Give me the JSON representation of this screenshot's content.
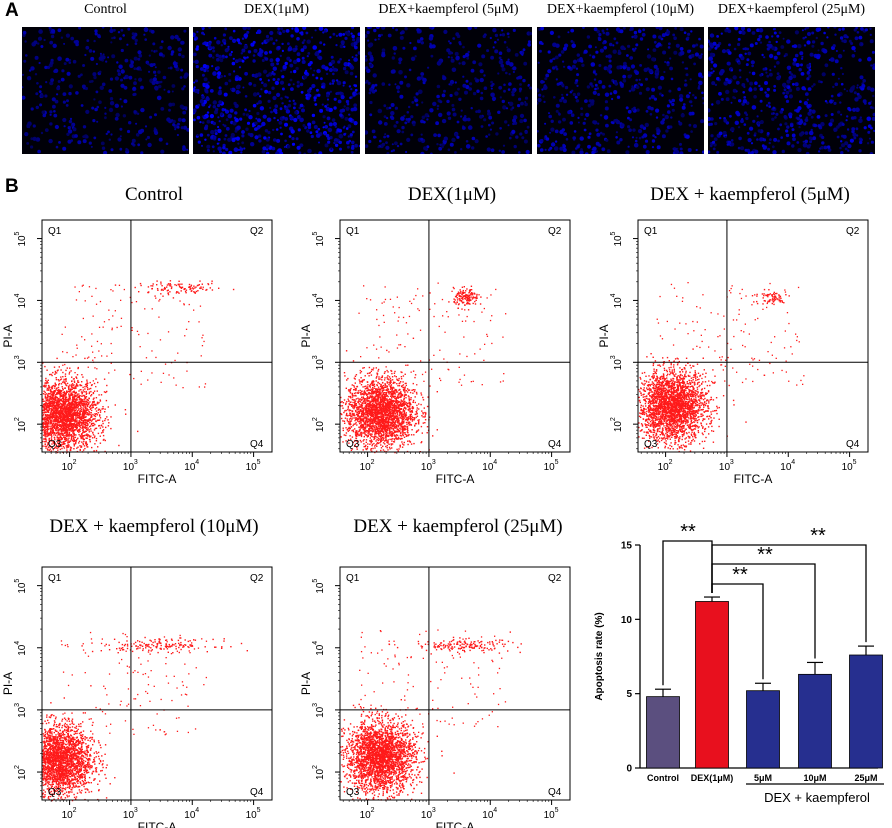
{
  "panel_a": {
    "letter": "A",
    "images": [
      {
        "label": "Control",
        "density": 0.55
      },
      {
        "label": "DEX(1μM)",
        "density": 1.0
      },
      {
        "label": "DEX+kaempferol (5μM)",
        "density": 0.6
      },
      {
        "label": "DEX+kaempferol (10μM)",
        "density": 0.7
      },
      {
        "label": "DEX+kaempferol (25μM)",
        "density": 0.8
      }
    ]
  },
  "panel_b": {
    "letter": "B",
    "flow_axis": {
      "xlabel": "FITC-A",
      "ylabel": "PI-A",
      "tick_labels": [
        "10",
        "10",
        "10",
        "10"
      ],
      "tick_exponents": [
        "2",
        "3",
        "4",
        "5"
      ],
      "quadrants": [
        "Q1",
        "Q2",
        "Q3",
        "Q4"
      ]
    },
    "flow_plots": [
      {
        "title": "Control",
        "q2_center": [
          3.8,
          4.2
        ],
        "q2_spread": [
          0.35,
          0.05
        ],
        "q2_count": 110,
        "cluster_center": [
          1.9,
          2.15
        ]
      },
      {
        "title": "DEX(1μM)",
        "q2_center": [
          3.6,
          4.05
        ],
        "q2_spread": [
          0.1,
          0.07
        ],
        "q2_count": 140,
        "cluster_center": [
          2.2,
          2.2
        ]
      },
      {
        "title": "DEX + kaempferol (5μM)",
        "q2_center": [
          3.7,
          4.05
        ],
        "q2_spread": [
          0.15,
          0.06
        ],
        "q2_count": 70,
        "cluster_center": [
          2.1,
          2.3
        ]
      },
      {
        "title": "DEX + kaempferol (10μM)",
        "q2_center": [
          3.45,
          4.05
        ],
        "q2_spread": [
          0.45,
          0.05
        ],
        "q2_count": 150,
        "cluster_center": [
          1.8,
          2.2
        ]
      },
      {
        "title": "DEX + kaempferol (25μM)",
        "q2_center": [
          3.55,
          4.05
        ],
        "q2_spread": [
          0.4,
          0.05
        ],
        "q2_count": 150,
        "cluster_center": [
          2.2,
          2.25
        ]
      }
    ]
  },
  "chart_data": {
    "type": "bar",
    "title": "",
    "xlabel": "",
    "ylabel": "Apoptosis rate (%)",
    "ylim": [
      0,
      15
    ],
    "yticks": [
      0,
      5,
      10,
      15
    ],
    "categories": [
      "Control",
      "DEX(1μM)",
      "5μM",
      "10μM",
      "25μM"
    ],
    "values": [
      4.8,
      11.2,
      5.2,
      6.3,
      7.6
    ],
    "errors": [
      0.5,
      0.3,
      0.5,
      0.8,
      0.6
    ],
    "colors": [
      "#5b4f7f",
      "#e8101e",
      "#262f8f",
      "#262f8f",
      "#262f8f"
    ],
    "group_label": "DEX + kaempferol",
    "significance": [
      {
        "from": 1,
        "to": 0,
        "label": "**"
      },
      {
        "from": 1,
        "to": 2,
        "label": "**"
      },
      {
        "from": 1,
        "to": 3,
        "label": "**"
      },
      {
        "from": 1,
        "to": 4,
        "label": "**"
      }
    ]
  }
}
------------------------
» EXERCISE TASK
Without the pictures, write out all of the material exactly.

» PROBLEM SOLUTION
Give me the JSON representation of this screenshot's content.
{
  "panel_a": {
    "letter": "A",
    "images": [
      {
        "label": "Control",
        "density": 0.55
      },
      {
        "label": "DEX(1μM)",
        "density": 1.0
      },
      {
        "label": "DEX+kaempferol (5μM)",
        "density": 0.6
      },
      {
        "label": "DEX+kaempferol (10μM)",
        "density": 0.7
      },
      {
        "label": "DEX+kaempferol (25μM)",
        "density": 0.8
      }
    ]
  },
  "panel_b": {
    "letter": "B",
    "flow_axis": {
      "xlabel": "FITC-A",
      "ylabel": "PI-A",
      "tick_labels": [
        "10",
        "10",
        "10",
        "10"
      ],
      "tick_exponents": [
        "2",
        "3",
        "4",
        "5"
      ],
      "quadrants": [
        "Q1",
        "Q2",
        "Q3",
        "Q4"
      ]
    },
    "flow_plots": [
      {
        "title": "Control",
        "q2_center": [
          3.8,
          4.2
        ],
        "q2_spread": [
          0.35,
          0.05
        ],
        "q2_count": 110,
        "cluster_center": [
          1.9,
          2.15
        ]
      },
      {
        "title": "DEX(1μM)",
        "q2_center": [
          3.6,
          4.05
        ],
        "q2_spread": [
          0.1,
          0.07
        ],
        "q2_count": 140,
        "cluster_center": [
          2.2,
          2.2
        ]
      },
      {
        "title": "DEX + kaempferol (5μM)",
        "q2_center": [
          3.7,
          4.05
        ],
        "q2_spread": [
          0.15,
          0.06
        ],
        "q2_count": 70,
        "cluster_center": [
          2.1,
          2.3
        ]
      },
      {
        "title": "DEX + kaempferol (10μM)",
        "q2_center": [
          3.45,
          4.05
        ],
        "q2_spread": [
          0.45,
          0.05
        ],
        "q2_count": 150,
        "cluster_center": [
          1.8,
          2.2
        ]
      },
      {
        "title": "DEX + kaempferol (25μM)",
        "q2_center": [
          3.55,
          4.05
        ],
        "q2_spread": [
          0.4,
          0.05
        ],
        "q2_count": 150,
        "cluster_center": [
          2.2,
          2.25
        ]
      }
    ]
  },
  "chart_data": {
    "type": "bar",
    "title": "",
    "xlabel": "",
    "ylabel": "Apoptosis rate (%)",
    "ylim": [
      0,
      15
    ],
    "yticks": [
      0,
      5,
      10,
      15
    ],
    "categories": [
      "Control",
      "DEX(1μM)",
      "5μM",
      "10μM",
      "25μM"
    ],
    "values": [
      4.8,
      11.2,
      5.2,
      6.3,
      7.6
    ],
    "errors": [
      0.5,
      0.3,
      0.5,
      0.8,
      0.6
    ],
    "colors": [
      "#5b4f7f",
      "#e8101e",
      "#262f8f",
      "#262f8f",
      "#262f8f"
    ],
    "group_label": "DEX + kaempferol",
    "significance": [
      {
        "from": 1,
        "to": 0,
        "label": "**"
      },
      {
        "from": 1,
        "to": 2,
        "label": "**"
      },
      {
        "from": 1,
        "to": 3,
        "label": "**"
      },
      {
        "from": 1,
        "to": 4,
        "label": "**"
      }
    ]
  }
}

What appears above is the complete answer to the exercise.